(Task to carry out):
How many lines hold the string "ffffff"? Reply with the number alone.

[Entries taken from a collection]
---
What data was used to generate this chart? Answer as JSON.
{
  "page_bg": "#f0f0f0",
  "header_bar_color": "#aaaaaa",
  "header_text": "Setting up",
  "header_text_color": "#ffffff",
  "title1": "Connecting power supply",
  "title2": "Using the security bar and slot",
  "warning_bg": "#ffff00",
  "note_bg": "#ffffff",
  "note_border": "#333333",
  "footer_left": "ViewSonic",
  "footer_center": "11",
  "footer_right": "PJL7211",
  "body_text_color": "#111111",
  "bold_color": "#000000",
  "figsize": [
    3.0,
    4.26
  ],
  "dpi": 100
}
---
(Task result):
2